Box coordinate listings:
---

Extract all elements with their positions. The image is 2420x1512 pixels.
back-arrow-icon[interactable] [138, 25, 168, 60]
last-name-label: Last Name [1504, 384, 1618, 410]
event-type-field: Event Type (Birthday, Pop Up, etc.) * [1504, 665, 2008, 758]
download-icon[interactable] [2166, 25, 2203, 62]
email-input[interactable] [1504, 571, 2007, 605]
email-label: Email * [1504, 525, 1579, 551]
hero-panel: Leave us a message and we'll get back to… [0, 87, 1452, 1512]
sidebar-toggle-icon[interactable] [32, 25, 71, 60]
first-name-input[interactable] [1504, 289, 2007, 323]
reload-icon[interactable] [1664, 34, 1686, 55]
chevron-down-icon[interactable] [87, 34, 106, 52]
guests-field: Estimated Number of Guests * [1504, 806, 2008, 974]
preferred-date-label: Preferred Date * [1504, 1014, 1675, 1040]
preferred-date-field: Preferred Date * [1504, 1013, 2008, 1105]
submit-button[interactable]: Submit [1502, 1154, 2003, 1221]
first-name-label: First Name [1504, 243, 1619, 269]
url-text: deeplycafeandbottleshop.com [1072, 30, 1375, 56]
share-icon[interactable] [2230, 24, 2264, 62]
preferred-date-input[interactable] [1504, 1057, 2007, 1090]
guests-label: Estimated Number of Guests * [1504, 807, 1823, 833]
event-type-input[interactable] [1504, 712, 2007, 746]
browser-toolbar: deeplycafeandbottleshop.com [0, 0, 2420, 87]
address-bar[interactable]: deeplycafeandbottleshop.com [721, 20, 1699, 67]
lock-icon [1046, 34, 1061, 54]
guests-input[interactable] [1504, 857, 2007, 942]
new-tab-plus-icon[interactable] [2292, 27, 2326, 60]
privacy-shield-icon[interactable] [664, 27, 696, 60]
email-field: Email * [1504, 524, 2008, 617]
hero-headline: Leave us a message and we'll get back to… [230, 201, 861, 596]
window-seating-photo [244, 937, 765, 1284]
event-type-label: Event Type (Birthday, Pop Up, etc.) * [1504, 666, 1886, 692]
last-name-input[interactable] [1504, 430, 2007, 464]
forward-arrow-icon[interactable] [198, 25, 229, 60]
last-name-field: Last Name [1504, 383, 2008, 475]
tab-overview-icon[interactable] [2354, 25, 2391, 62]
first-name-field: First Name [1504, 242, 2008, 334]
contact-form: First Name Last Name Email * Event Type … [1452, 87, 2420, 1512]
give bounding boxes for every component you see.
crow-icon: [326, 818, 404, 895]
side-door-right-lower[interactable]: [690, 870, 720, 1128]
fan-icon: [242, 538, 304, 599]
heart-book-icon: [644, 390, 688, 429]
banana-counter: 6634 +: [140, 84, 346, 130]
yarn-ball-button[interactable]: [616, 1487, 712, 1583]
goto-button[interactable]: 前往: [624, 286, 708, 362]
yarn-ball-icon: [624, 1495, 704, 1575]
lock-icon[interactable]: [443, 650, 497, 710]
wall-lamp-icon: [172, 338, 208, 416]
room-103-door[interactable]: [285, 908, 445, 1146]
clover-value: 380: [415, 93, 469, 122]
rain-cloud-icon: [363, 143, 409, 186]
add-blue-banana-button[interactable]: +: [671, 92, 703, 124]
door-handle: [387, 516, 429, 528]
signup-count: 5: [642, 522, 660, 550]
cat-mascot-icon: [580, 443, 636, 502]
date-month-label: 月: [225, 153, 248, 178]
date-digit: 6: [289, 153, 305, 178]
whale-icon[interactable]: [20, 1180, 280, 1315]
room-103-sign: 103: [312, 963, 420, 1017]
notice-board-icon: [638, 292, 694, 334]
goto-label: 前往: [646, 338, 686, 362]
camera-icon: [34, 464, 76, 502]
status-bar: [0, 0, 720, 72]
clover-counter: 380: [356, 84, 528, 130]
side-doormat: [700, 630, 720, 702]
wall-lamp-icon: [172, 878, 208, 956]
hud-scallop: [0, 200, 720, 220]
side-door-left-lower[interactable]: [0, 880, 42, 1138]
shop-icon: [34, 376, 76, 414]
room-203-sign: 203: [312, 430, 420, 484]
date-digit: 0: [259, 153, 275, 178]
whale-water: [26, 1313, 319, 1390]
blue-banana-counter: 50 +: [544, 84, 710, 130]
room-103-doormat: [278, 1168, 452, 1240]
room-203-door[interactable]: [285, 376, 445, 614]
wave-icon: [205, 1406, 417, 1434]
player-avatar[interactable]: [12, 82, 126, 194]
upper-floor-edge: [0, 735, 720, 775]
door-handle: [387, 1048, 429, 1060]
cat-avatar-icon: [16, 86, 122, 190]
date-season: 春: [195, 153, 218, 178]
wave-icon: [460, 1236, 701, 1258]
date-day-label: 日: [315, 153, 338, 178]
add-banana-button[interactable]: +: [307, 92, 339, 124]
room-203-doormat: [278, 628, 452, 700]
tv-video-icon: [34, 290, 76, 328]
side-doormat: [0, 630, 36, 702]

---

Express these lines as a JSON list of strings, one string per line, leaving out blank lines.

[
  "Extract all elements with their positions. The image is 2420x1512 pixels.",
  "back-arrow-icon[interactable] [138, 25, 168, 60]",
  "last-name-label: Last Name [1504, 384, 1618, 410]",
  "event-type-field: Event Type (Birthday, Pop Up, etc.) * [1504, 665, 2008, 758]",
  "download-icon[interactable] [2166, 25, 2203, 62]",
  "email-input[interactable] [1504, 571, 2007, 605]",
  "email-label: Email * [1504, 525, 1579, 551]",
  "hero-panel: Leave us a message and we'll get back to… [0, 87, 1452, 1512]",
  "sidebar-toggle-icon[interactable] [32, 25, 71, 60]",
  "first-name-input[interactable] [1504, 289, 2007, 323]",
  "reload-icon[interactable] [1664, 34, 1686, 55]",
  "chevron-down-icon[interactable] [87, 34, 106, 52]",
  "guests-field: Estimated Number of Guests * [1504, 806, 2008, 974]",
  "preferred-date-label: Preferred Date * [1504, 1014, 1675, 1040]",
  "preferred-date-field: Preferred Date * [1504, 1013, 2008, 1105]",
  "submit-button[interactable]: Submit [1502, 1154, 2003, 1221]",
  "first-name-label: First Name [1504, 243, 1619, 269]",
  "url-text: deeplycafeandbottleshop.com [1072, 30, 1375, 56]",
  "share-icon[interactable] [2230, 24, 2264, 62]",
  "preferred-date-input[interactable] [1504, 1057, 2007, 1090]",
  "guests-label: Estimated Number of Guests * [1504, 807, 1823, 833]",
  "event-type-input[interactable] [1504, 712, 2007, 746]",
  "browser-toolbar: deeplycafeandbottleshop.com [0, 0, 2420, 87]",
  "address-bar[interactable]: deeplycafeandbottleshop.com [721, 20, 1699, 67]",
  "lock-icon [1046, 34, 1061, 54]",
  "guests-input[interactable] [1504, 857, 2007, 942]",
  "new-tab-plus-icon[interactable] [2292, 27, 2326, 60]",
  "privacy-shield-icon[interactable] [664, 27, 696, 60]",
  "email-field: Email * [1504, 524, 2008, 617]",
  "hero-headline: Leave us a message and we'll get back to… [230, 201, 861, 596]",
  "window-seating-photo [244, 937, 765, 1284]",
  "event-type-label: Event Type (Birthday, Pop Up, etc.) * [1504, 666, 1886, 692]",
  "last-name-input[interactable] [1504, 430, 2007, 464]",
  "forward-arrow-icon[interactable] [198, 25, 229, 60]",
  "last-name-field: Last Name [1504, 383, 2008, 475]",
  "tab-overview-icon[interactable] [2354, 25, 2391, 62]",
  "first-name-field: First Name [1504, 242, 2008, 334]",
  "contact-form: First Name Last Name Email * Event Type … [1452, 87, 2420, 1512]",
  "give bounding boxes for every component you see.",
  "crow-icon: [326, 818, 404, 895]",
  "side-door-right-lower[interactable]: [690, 870, 720, 1128]",
  "fan-icon: [242, 538, 304, 599]",
  "heart-book-icon: [644, 390, 688, 429]",
  "banana-counter: 6634 +: [140, 84, 346, 130]",
  "yarn-ball-button[interactable]: [616, 1487, 712, 1583]",
  "goto-button[interactable]: 前往: [624, 286, 708, 362]",
  "yarn-ball-icon: [624, 1495, 704, 1575]",
  "lock-icon[interactable]: [443, 650, 497, 710]",
  "wall-lamp-icon: [172, 338, 208, 416]",
  "room-103-door[interactable]: [285, 908, 445, 1146]",
  "clover-value: 380: [415, 93, 469, 122]",
  "rain-cloud-icon: [363, 143, 409, 186]",
  "add-blue-banana-button[interactable]: +: [671, 92, 703, 124]",
  "door-handle: [387, 516, 429, 528]",
  "signup-count: 5: [642, 522, 660, 550]",
  "cat-mascot-icon: [580, 443, 636, 502]",
  "date-month-label: 月: [225, 153, 248, 178]",
  "date-digit: 6: [289, 153, 305, 178]",
  "whale-icon[interactable]: [20, 1180, 280, 1315]",
  "room-103-sign: 103: [312, 963, 420, 1017]",
  "notice-board-icon: [638, 292, 694, 334]",
  "goto-label: 前往: [646, 338, 686, 362]",
  "camera-icon: [34, 464, 76, 502]",
  "status-bar: [0, 0, 720, 72]",
  "clover-counter: 380: [356, 84, 528, 130]",
  "side-doormat: [700, 630, 720, 702]",
  "wall-lamp-icon: [172, 878, 208, 956]",
  "hud-scallop: [0, 200, 720, 220]",
  "side-door-left-lower[interactable]: [0, 880, 42, 1138]",
  "shop-icon: [34, 376, 76, 414]",
  "room-203-sign: 203: [312, 430, 420, 484]",
  "date-digit: 0: [259, 153, 275, 178]",
  "whale-water: [26, 1313, 319, 1390]",
  "blue-banana-counter: 50 +: [544, 84, 710, 130]",
  "room-103-doormat: [278, 1168, 452, 1240]",
  "room-203-door[interactable]: [285, 376, 445, 614]",
  "wave-icon: [205, 1406, 417, 1434]",
  "player-avatar[interactable]: [12, 82, 126, 194]",
  "upper-floor-edge: [0, 735, 720, 775]",
  "door-handle: [387, 1048, 429, 1060]",
  "cat-avatar-icon: [16, 86, 122, 190]",
  "date-season: 春: [195, 153, 218, 178]",
  "wave-icon: [460, 1236, 701, 1258]",
  "date-day-label: 日: [315, 153, 338, 178]",
  "add-banana-button[interactable]: +: [307, 92, 339, 124]",
  "room-203-doormat: [278, 628, 452, 700]",
  "tv-video-icon: [34, 290, 76, 328]",
  "side-doormat: [0, 630, 36, 702]"
]